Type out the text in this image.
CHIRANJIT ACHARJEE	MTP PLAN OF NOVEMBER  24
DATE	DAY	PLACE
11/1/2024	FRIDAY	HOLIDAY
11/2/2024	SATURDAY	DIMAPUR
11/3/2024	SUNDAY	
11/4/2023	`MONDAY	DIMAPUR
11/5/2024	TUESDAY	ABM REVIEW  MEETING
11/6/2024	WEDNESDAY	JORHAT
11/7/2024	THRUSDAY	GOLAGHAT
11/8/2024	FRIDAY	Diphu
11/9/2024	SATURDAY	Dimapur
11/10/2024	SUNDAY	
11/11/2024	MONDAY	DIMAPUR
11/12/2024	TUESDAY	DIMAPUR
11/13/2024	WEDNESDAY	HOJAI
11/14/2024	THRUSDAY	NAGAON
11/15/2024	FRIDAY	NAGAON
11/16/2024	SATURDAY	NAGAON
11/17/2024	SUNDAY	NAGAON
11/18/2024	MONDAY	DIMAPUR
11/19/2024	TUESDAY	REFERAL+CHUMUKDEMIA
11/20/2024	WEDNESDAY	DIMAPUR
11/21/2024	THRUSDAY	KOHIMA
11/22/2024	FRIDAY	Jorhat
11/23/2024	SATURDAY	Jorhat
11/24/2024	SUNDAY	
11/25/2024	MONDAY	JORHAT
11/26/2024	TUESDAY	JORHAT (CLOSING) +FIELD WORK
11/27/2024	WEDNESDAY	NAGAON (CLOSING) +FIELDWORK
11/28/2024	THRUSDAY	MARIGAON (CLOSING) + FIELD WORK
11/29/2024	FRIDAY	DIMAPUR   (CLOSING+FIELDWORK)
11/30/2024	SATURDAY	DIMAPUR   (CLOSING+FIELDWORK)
————————
[Given task]: Return the whole listing exactly, with every line included.

[Response to the task]:
Type out the text in this image.
CHIRANJIT ACHARJEE	MTP PLAN OF NOVEMBER  24
DATE	DAY	PLACE
11/1/2024	FRIDAY	HOLIDAY
11/2/2024	SATURDAY	DIMAPUR
11/3/2024	SUNDAY	
11/4/2023	`MONDAY	DIMAPUR
11/5/2024	TUESDAY	ABM REVIEW  MEETING
11/6/2024	WEDNESDAY	JORHAT
11/7/2024	THRUSDAY	GOLAGHAT
11/8/2024	FRIDAY	Diphu
11/9/2024	SATURDAY	Dimapur
11/10/2024	SUNDAY	
11/11/2024	MONDAY	DIMAPUR
11/12/2024	TUESDAY	DIMAPUR
11/13/2024	WEDNESDAY	HOJAI
11/14/2024	THRUSDAY	NAGAON
11/15/2024	FRIDAY	NAGAON
11/16/2024	SATURDAY	NAGAON
11/17/2024	SUNDAY	NAGAON
11/18/2024	MONDAY	DIMAPUR
11/19/2024	TUESDAY	REFERAL+CHUMUKDEMIA
11/20/2024	WEDNESDAY	DIMAPUR
11/21/2024	THRUSDAY	KOHIMA
11/22/2024	FRIDAY	Jorhat
11/23/2024	SATURDAY	Jorhat
11/24/2024	SUNDAY	
11/25/2024	MONDAY	JORHAT
11/26/2024	TUESDAY	JORHAT (CLOSING) +FIELD WORK
11/27/2024	WEDNESDAY	NAGAON (CLOSING) +FIELDWORK
11/28/2024	THRUSDAY	MARIGAON (CLOSING) + FIELD WORK
11/29/2024	FRIDAY	DIMAPUR   (CLOSING+FIELDWORK)
11/30/2024	SATURDAY	DIMAPUR   (CLOSING+FIELDWORK)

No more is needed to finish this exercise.